• [PROBLEM TO SOLVE]:
Reproduce every entry below precisely; do not include the pictures.

• [RECORDED INFORMATION]:
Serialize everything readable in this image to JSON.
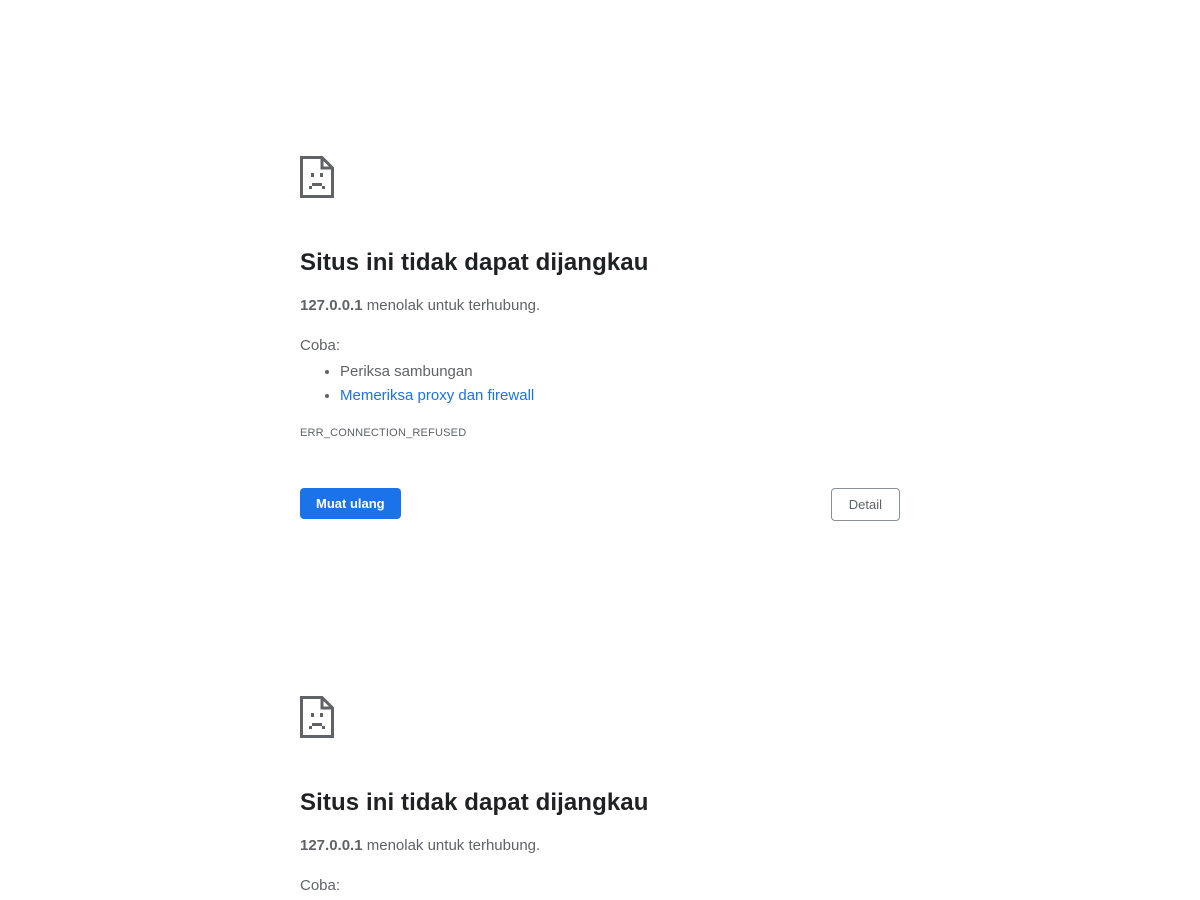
{
  "error_pages": [
    {
      "icon": "sad-page-icon",
      "title": "Situs ini tidak dapat dijangkau",
      "host": "127.0.0.1",
      "message_suffix": " menolak untuk terhubung.",
      "try_label": "Coba:",
      "suggestions": [
        {
          "label": "Periksa sambungan",
          "is_link": false
        },
        {
          "label": "Memeriksa proxy dan firewall",
          "is_link": true
        }
      ],
      "error_code": "ERR_CONNECTION_REFUSED",
      "reload_label": "Muat ulang",
      "details_label": "Detail"
    },
    {
      "icon": "sad-page-icon",
      "title": "Situs ini tidak dapat dijangkau",
      "host": "127.0.0.1",
      "message_suffix": " menolak untuk terhubung.",
      "try_label": "Coba:"
    }
  ],
  "colors": {
    "accent": "#1a73e8",
    "heading": "#202124",
    "body_text": "#5f6368",
    "icon": "#5f6368"
  }
}
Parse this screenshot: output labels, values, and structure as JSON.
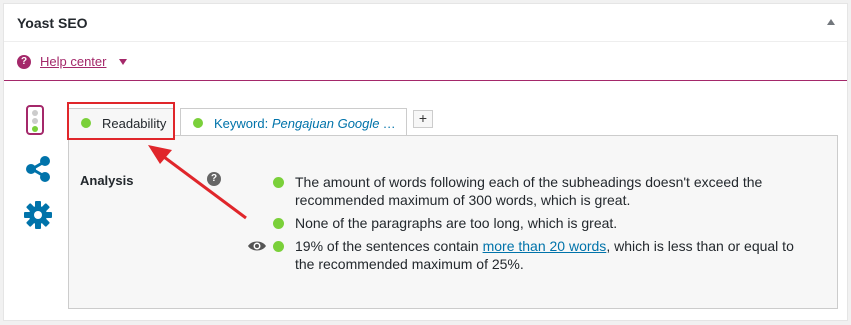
{
  "box": {
    "title": "Yoast SEO",
    "toggle_icon": "triangle-up-icon"
  },
  "help": {
    "icon": "question-circle-icon",
    "link_label": "Help center",
    "caret_icon": "caret-down-icon"
  },
  "sidebar": {
    "items": [
      {
        "name": "traffic-light-icon"
      },
      {
        "name": "share-icon"
      },
      {
        "name": "gear-icon"
      }
    ]
  },
  "tabs": [
    {
      "label": "Readability",
      "active": true,
      "status": "good"
    },
    {
      "label_prefix": "Keyword: ",
      "label_term": "Pengajuan Google A...",
      "active": false,
      "status": "good"
    }
  ],
  "add_tab_label": "+",
  "analysis": {
    "label": "Analysis",
    "help_icon": "?",
    "results": [
      {
        "text": "The amount of words following each of the subheadings doesn't exceed the recommended maximum of 300 words, which is great.",
        "status": "good"
      },
      {
        "text": "None of the paragraphs are too long, which is great.",
        "status": "good"
      },
      {
        "text_before": "19% of the sentences contain ",
        "link": "more than 20 words",
        "text_after": ", which is less than or equal to the recommended maximum of 25%.",
        "status": "good",
        "has_eye": true
      }
    ]
  },
  "colors": {
    "brand": "#a4286a",
    "good": "#7ad03a",
    "link": "#0073aa",
    "annotation": "#e0262b"
  }
}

• [REPLY TO THE TASK]:
Serialize everything readable in this image to JSON.
{
  "error_pages": [
    {
      "icon": "sad-page-icon",
      "title": "Situs ini tidak dapat dijangkau",
      "host": "127.0.0.1",
      "message_suffix": " menolak untuk terhubung.",
      "try_label": "Coba:",
      "suggestions": [
        {
          "label": "Periksa sambungan",
          "is_link": false
        },
        {
          "label": "Memeriksa proxy dan firewall",
          "is_link": true
        }
      ],
      "error_code": "ERR_CONNECTION_REFUSED",
      "reload_label": "Muat ulang",
      "details_label": "Detail"
    },
    {
      "icon": "sad-page-icon",
      "title": "Situs ini tidak dapat dijangkau",
      "host": "127.0.0.1",
      "message_suffix": " menolak untuk terhubung.",
      "try_label": "Coba:"
    }
  ],
  "colors": {
    "accent": "#1a73e8",
    "heading": "#202124",
    "body_text": "#5f6368",
    "icon": "#5f6368"
  }
}
Parse this screenshot: output labels, values, and structure as JSON.
{
  "box": {
    "title": "Yoast SEO",
    "toggle_icon": "triangle-up-icon"
  },
  "help": {
    "icon": "question-circle-icon",
    "link_label": "Help center",
    "caret_icon": "caret-down-icon"
  },
  "sidebar": {
    "items": [
      {
        "name": "traffic-light-icon"
      },
      {
        "name": "share-icon"
      },
      {
        "name": "gear-icon"
      }
    ]
  },
  "tabs": [
    {
      "label": "Readability",
      "active": true,
      "status": "good"
    },
    {
      "label_prefix": "Keyword: ",
      "label_term": "Pengajuan Google A...",
      "active": false,
      "status": "good"
    }
  ],
  "add_tab_label": "+",
  "analysis": {
    "label": "Analysis",
    "help_icon": "?",
    "results": [
      {
        "text": "The amount of words following each of the subheadings doesn't exceed the recommended maximum of 300 words, which is great.",
        "status": "good"
      },
      {
        "text": "None of the paragraphs are too long, which is great.",
        "status": "good"
      },
      {
        "text_before": "19% of the sentences contain ",
        "link": "more than 20 words",
        "text_after": ", which is less than or equal to the recommended maximum of 25%.",
        "status": "good",
        "has_eye": true
      }
    ]
  },
  "colors": {
    "brand": "#a4286a",
    "good": "#7ad03a",
    "link": "#0073aa",
    "annotation": "#e0262b"
  }
}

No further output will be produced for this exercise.